Your objective: Look through the material below. Copy each line that contains the string "None".

Stored data entries
/---
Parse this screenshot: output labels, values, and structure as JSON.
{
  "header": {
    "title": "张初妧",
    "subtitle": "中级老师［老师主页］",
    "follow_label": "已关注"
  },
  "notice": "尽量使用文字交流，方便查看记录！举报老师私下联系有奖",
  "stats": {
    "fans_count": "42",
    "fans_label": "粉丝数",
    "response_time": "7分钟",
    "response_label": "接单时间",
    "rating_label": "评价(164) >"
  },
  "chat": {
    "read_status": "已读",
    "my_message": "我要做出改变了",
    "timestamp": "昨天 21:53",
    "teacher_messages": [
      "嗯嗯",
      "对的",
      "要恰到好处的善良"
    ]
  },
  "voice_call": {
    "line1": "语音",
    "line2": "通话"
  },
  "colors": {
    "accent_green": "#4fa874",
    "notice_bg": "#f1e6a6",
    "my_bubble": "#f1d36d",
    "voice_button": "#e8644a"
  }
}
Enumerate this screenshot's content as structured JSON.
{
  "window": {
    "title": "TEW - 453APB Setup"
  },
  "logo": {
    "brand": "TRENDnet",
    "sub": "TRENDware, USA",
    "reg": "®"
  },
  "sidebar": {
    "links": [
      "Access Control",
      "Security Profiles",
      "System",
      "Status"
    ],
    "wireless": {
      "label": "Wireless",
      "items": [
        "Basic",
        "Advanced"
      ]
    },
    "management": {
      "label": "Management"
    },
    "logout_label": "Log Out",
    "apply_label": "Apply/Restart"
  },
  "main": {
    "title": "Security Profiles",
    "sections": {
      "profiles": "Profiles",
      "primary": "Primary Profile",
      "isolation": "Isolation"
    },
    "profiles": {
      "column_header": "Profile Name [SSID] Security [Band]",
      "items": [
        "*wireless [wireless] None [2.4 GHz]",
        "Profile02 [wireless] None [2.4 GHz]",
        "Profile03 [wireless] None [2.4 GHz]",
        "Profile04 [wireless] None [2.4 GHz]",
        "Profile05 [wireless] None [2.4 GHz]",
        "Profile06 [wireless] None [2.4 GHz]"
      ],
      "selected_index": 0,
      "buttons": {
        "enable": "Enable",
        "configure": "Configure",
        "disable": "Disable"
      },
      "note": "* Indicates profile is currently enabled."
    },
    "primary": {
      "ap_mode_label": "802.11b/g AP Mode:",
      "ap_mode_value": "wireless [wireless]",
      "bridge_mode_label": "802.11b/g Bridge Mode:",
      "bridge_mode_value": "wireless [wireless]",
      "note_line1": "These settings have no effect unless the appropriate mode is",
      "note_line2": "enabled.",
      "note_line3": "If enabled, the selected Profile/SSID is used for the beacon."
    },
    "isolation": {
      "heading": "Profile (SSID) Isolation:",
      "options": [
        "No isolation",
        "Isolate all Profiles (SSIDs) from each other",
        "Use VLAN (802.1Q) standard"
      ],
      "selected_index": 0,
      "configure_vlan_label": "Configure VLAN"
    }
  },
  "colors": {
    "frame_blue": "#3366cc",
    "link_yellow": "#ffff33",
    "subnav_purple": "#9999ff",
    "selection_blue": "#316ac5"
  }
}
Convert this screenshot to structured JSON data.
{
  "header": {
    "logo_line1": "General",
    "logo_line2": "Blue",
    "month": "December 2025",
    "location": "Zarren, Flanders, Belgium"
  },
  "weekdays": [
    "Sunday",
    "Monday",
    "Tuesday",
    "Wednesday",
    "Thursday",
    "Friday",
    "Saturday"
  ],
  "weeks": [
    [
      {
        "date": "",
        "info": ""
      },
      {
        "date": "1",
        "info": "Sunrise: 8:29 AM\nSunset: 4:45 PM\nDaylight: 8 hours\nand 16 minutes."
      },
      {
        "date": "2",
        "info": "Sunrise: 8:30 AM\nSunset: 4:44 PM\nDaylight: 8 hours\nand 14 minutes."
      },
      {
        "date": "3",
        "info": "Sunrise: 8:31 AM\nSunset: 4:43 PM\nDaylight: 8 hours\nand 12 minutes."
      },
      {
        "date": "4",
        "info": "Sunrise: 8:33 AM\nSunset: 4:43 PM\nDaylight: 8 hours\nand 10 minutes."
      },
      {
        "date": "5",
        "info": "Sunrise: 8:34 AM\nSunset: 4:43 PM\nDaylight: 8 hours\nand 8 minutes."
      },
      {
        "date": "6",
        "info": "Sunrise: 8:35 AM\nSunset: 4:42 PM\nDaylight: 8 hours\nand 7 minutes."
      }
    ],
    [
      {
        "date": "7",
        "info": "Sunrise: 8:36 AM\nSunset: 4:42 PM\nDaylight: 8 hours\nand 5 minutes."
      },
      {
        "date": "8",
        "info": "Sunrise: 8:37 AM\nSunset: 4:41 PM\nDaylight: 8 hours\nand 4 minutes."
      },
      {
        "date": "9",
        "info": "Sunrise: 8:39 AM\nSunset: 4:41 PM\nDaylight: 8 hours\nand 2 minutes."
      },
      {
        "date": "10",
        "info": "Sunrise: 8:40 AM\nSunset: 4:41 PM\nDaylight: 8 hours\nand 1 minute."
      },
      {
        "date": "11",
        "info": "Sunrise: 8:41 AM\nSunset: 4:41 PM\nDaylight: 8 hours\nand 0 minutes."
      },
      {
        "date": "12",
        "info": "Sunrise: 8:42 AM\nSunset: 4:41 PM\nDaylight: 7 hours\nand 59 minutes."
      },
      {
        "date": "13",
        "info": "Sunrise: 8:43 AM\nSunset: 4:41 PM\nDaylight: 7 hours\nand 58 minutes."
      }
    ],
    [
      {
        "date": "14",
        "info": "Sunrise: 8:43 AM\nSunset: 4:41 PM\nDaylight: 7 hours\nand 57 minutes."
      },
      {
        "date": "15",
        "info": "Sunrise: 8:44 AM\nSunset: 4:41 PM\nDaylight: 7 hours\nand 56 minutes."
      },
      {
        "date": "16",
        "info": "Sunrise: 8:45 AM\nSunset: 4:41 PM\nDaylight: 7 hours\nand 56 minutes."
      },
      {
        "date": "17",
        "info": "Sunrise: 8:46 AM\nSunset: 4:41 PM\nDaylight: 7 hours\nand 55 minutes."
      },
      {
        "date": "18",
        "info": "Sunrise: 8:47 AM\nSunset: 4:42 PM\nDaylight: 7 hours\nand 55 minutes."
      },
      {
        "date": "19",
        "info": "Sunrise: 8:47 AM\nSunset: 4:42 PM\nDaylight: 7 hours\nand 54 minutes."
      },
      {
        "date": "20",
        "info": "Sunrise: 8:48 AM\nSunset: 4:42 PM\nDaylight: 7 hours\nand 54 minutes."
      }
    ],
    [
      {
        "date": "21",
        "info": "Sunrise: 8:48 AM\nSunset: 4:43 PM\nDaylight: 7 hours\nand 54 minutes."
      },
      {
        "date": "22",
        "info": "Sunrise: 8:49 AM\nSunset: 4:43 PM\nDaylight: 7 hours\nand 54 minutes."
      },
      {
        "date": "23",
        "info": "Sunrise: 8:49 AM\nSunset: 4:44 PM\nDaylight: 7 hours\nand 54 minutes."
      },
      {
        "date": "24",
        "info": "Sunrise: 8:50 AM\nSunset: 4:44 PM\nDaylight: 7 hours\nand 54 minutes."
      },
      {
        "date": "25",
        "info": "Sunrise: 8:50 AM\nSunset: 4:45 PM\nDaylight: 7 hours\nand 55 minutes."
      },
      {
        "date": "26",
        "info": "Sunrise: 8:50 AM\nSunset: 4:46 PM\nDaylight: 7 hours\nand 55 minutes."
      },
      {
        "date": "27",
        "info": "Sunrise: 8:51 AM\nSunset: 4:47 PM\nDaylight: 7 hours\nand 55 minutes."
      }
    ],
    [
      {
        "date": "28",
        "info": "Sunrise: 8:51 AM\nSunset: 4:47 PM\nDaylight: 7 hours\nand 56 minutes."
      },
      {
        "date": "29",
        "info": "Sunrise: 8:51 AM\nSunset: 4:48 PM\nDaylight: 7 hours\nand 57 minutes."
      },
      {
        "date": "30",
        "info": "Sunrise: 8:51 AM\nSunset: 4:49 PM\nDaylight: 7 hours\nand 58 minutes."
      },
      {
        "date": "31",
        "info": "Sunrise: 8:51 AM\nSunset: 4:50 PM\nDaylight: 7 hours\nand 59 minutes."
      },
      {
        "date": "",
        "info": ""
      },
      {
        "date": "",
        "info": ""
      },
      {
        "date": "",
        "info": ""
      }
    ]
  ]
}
\---
/---
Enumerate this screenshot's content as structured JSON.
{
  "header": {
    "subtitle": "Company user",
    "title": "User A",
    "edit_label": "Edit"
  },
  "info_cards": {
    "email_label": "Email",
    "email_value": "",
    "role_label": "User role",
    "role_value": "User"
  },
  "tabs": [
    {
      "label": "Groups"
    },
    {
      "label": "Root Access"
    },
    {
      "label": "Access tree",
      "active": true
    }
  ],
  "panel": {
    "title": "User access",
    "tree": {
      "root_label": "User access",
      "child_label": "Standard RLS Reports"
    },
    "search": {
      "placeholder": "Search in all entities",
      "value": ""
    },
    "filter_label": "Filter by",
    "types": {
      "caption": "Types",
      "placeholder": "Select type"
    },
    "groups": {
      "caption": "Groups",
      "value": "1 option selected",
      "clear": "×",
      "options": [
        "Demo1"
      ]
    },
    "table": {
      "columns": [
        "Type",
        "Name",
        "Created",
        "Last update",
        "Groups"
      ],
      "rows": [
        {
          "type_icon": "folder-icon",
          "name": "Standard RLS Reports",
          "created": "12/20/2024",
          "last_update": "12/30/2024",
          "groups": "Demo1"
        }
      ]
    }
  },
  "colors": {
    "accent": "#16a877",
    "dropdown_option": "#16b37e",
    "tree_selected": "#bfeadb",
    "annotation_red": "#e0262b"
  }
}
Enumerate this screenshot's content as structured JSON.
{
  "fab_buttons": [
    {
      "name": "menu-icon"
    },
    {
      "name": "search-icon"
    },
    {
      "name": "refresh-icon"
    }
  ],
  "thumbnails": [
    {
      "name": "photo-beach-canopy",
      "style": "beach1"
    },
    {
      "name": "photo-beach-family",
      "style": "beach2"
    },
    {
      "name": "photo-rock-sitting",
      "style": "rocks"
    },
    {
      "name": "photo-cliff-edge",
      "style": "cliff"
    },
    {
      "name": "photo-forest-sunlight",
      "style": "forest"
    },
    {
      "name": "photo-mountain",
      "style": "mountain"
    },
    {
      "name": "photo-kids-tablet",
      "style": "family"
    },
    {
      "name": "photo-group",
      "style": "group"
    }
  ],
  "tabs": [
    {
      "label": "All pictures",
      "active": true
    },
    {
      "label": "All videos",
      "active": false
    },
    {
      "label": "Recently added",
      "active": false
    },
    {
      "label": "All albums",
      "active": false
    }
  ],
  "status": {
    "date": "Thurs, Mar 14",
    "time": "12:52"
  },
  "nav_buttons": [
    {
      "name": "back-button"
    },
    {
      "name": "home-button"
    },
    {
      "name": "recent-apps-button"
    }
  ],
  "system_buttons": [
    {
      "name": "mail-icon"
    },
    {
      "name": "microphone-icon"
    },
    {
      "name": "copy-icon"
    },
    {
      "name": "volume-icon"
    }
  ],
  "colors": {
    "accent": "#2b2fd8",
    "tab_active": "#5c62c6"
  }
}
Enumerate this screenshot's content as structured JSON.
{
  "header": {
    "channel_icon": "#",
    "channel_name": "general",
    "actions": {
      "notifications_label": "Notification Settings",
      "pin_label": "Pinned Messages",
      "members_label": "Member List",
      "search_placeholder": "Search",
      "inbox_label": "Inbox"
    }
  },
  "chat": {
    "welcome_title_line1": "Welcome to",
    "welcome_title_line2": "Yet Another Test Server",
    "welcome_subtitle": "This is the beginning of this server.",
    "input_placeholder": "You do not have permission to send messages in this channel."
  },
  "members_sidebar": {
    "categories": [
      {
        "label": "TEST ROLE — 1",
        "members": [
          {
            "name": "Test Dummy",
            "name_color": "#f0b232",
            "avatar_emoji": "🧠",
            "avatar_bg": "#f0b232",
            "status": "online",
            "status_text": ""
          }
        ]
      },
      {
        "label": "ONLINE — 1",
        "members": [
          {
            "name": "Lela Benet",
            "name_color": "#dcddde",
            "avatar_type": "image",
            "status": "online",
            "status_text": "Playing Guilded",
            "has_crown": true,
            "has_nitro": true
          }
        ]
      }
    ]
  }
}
\---
Solution:
        "*wireless [wireless] None [2.4 GHz]",
        "Profile02 [wireless] None [2.4 GHz]",
        "Profile03 [wireless] None [2.4 GHz]",
        "Profile04 [wireless] None [2.4 GHz]",
        "Profile05 [wireless] None [2.4 GHz]",
        "Profile06 [wireless] None [2.4 GHz]"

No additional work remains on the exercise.